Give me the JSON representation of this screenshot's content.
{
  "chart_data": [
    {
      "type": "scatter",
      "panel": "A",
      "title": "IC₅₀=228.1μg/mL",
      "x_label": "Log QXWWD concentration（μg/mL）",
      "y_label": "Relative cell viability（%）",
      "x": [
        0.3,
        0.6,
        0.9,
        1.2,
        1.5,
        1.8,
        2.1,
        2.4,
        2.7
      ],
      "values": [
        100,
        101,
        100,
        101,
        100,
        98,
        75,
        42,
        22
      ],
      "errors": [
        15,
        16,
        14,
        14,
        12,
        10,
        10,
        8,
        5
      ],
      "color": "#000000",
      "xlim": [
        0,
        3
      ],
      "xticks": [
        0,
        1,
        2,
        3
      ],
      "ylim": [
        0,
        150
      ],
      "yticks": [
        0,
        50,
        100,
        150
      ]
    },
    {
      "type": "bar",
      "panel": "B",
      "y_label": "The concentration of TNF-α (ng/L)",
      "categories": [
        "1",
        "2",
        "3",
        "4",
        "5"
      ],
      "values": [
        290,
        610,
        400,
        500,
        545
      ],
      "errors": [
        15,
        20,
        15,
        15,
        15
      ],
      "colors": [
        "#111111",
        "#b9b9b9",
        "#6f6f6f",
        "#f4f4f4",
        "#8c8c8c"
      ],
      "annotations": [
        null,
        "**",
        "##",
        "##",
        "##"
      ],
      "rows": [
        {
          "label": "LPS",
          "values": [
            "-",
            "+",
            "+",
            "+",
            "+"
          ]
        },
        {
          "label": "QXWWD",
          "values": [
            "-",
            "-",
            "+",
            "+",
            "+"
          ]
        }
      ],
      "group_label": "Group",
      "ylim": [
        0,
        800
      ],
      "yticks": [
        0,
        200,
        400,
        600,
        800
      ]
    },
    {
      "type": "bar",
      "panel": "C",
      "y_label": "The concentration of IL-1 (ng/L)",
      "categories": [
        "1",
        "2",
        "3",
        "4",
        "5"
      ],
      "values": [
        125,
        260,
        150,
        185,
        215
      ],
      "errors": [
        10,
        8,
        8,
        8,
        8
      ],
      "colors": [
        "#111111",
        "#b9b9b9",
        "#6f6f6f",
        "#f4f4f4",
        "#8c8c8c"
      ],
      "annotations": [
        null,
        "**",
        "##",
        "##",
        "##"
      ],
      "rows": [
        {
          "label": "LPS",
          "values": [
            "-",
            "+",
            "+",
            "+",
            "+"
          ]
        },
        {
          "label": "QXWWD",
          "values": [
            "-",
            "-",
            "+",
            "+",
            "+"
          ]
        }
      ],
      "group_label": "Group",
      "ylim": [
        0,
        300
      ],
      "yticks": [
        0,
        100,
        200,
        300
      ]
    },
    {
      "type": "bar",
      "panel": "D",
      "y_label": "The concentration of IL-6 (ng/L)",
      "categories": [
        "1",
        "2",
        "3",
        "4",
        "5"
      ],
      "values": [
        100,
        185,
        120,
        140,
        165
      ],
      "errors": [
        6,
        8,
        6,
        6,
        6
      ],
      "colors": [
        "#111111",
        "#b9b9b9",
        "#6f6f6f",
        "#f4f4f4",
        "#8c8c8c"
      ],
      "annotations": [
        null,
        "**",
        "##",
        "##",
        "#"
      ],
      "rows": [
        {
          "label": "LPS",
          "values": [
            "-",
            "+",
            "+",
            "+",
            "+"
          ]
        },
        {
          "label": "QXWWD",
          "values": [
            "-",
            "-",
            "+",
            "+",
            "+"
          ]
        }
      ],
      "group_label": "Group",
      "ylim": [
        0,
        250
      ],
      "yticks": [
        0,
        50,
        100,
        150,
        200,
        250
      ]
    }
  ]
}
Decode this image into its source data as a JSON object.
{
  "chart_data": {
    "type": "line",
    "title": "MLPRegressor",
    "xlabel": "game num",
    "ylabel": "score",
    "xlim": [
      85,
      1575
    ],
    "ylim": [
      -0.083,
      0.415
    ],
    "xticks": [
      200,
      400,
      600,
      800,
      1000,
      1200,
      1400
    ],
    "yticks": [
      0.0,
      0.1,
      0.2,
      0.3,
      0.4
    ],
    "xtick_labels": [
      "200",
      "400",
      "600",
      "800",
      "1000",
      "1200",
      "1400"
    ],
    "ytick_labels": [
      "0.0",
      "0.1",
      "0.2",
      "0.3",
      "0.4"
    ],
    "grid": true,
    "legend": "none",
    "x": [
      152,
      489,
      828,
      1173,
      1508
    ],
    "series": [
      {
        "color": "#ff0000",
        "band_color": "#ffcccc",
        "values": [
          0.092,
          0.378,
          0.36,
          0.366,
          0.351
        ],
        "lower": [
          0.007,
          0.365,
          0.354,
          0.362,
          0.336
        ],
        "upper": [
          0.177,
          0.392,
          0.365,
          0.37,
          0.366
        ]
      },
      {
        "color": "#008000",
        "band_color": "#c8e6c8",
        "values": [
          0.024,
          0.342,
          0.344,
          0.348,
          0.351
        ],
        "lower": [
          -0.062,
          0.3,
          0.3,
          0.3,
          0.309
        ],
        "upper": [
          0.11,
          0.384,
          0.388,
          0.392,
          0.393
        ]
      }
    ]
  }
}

#####

## Set task
Look over the material above and show each line where "JSON" appears.

## Expected answer
Give me the JSON representation of this screenshot's content.
Decode this image into its source data as a JSON object.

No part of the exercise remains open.